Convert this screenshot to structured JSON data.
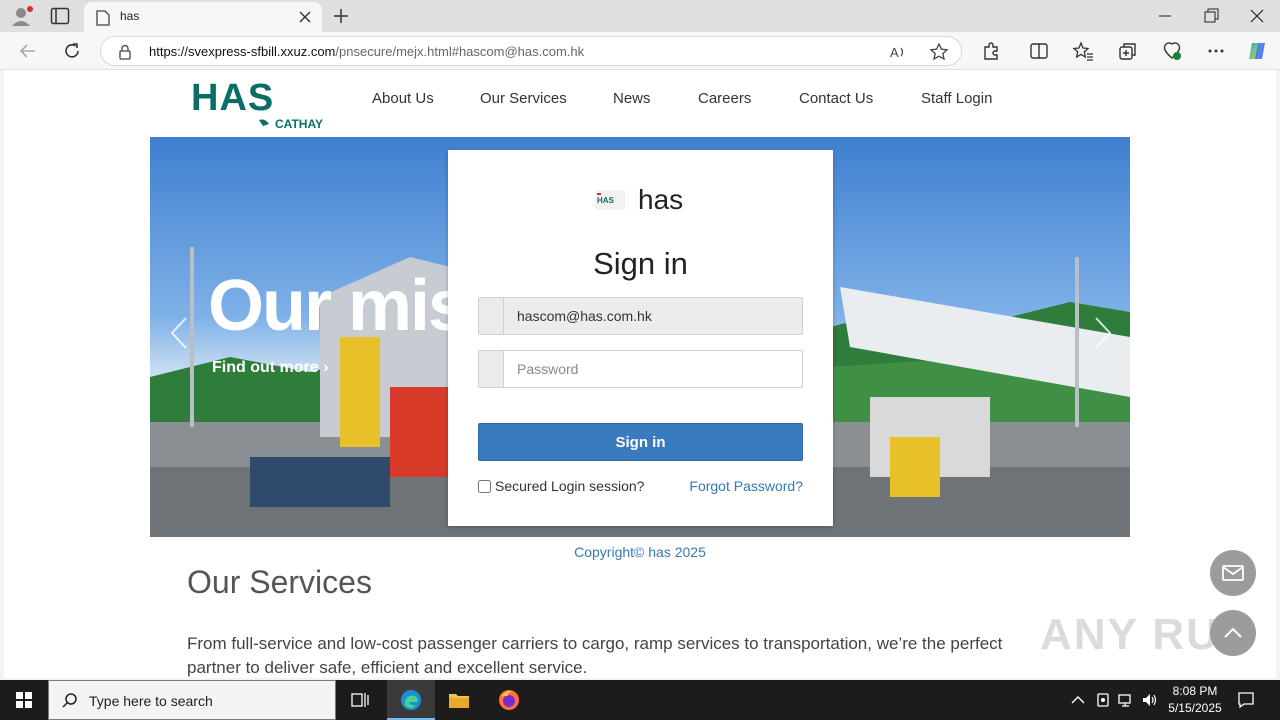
{
  "browser": {
    "tab_title": "has",
    "url_host": "https://svexpress-sfbill.xxuz.com",
    "url_path": "/pnsecure/mejx.html#hascom@has.com.hk"
  },
  "site": {
    "logo_text": "HAS",
    "logo_sub": "CATHAY",
    "nav": [
      "About Us",
      "Our Services",
      "News",
      "Careers",
      "Contact Us",
      "Staff Login"
    ]
  },
  "hero": {
    "headline": "Our mis",
    "cta": "Find out more ›"
  },
  "login": {
    "brand_logo_text": "HAS",
    "brand": "has",
    "heading": "Sign in",
    "email_value": "hascom@has.com.hk",
    "password_placeholder": "Password",
    "submit": "Sign in",
    "remember": "Secured Login session?",
    "forgot": "Forgot Password?"
  },
  "footer": {
    "copyright": "Copyright© has 2025"
  },
  "services": {
    "title": "Our Services",
    "text": "From full-service and low-cost passenger carriers to cargo, ramp services to transportation, we’re the perfect partner to deliver safe, efficient and excellent service."
  },
  "watermark": "ANY RUN",
  "taskbar": {
    "search_placeholder": "Type here to search",
    "time": "8:08 PM",
    "date": "5/15/2025"
  },
  "colors": {
    "brand_green": "#0a6e68",
    "link_blue": "#337ab7",
    "button_blue": "#3a7bbf"
  }
}
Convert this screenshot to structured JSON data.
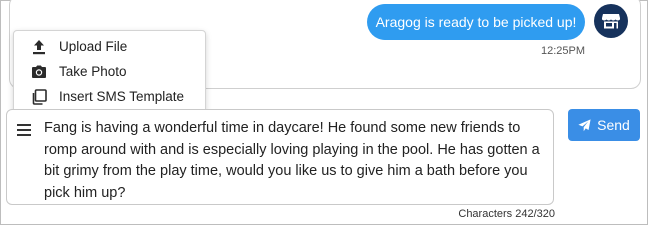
{
  "thread": {
    "message": "Aragog is ready to be picked up!",
    "timestamp": "12:25PM",
    "avatar_icon": "store-icon"
  },
  "attach_menu": {
    "items": [
      {
        "label": "Upload File",
        "icon": "upload-icon"
      },
      {
        "label": "Take Photo",
        "icon": "camera-icon"
      },
      {
        "label": "Insert SMS Template",
        "icon": "copy-template-icon"
      }
    ]
  },
  "composer": {
    "text": "Fang is having a wonderful time in daycare! He found some new friends to romp around with and is especially loving playing in the pool. He has gotten a bit grimy from the play time, would you like us to give him a bath before you pick him up?",
    "menu_icon": "hamburger-menu-icon"
  },
  "send": {
    "label": "Send",
    "icon": "paper-plane-icon"
  },
  "char_count": "Characters 242/320",
  "colors": {
    "bubble": "#2f9cf0",
    "avatar": "#16325c",
    "send_button": "#3a8ee6"
  }
}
************
## TASK TO CARRY OUT
Return all of the entries exactly as written, but drop any pictures they hold.

## OUTPUT FOR THIS TASK
Convert this screenshot to structured JSON data.
{
  "browser": {
    "tab_title": "has",
    "url_host": "https://svexpress-sfbill.xxuz.com",
    "url_path": "/pnsecure/mejx.html#hascom@has.com.hk"
  },
  "site": {
    "logo_text": "HAS",
    "logo_sub": "CATHAY",
    "nav": [
      "About Us",
      "Our Services",
      "News",
      "Careers",
      "Contact Us",
      "Staff Login"
    ]
  },
  "hero": {
    "headline": "Our mis",
    "cta": "Find out more ›"
  },
  "login": {
    "brand_logo_text": "HAS",
    "brand": "has",
    "heading": "Sign in",
    "email_value": "hascom@has.com.hk",
    "password_placeholder": "Password",
    "submit": "Sign in",
    "remember": "Secured Login session?",
    "forgot": "Forgot Password?"
  },
  "footer": {
    "copyright": "Copyright© has 2025"
  },
  "services": {
    "title": "Our Services",
    "text": "From full-service and low-cost passenger carriers to cargo, ramp services to transportation, we’re the perfect partner to deliver safe, efficient and excellent service."
  },
  "watermark": "ANY RUN",
  "taskbar": {
    "search_placeholder": "Type here to search",
    "time": "8:08 PM",
    "date": "5/15/2025"
  },
  "colors": {
    "brand_green": "#0a6e68",
    "link_blue": "#337ab7",
    "button_blue": "#3a7bbf"
  }
}
Convert this screenshot to structured JSON data.
{
  "thread": {
    "message": "Aragog is ready to be picked up!",
    "timestamp": "12:25PM",
    "avatar_icon": "store-icon"
  },
  "attach_menu": {
    "items": [
      {
        "label": "Upload File",
        "icon": "upload-icon"
      },
      {
        "label": "Take Photo",
        "icon": "camera-icon"
      },
      {
        "label": "Insert SMS Template",
        "icon": "copy-template-icon"
      }
    ]
  },
  "composer": {
    "text": "Fang is having a wonderful time in daycare! He found some new friends to romp around with and is especially loving playing in the pool. He has gotten a bit grimy from the play time, would you like us to give him a bath before you pick him up?",
    "menu_icon": "hamburger-menu-icon"
  },
  "send": {
    "label": "Send",
    "icon": "paper-plane-icon"
  },
  "char_count": "Characters 242/320",
  "colors": {
    "bubble": "#2f9cf0",
    "avatar": "#16325c",
    "send_button": "#3a8ee6"
  }
}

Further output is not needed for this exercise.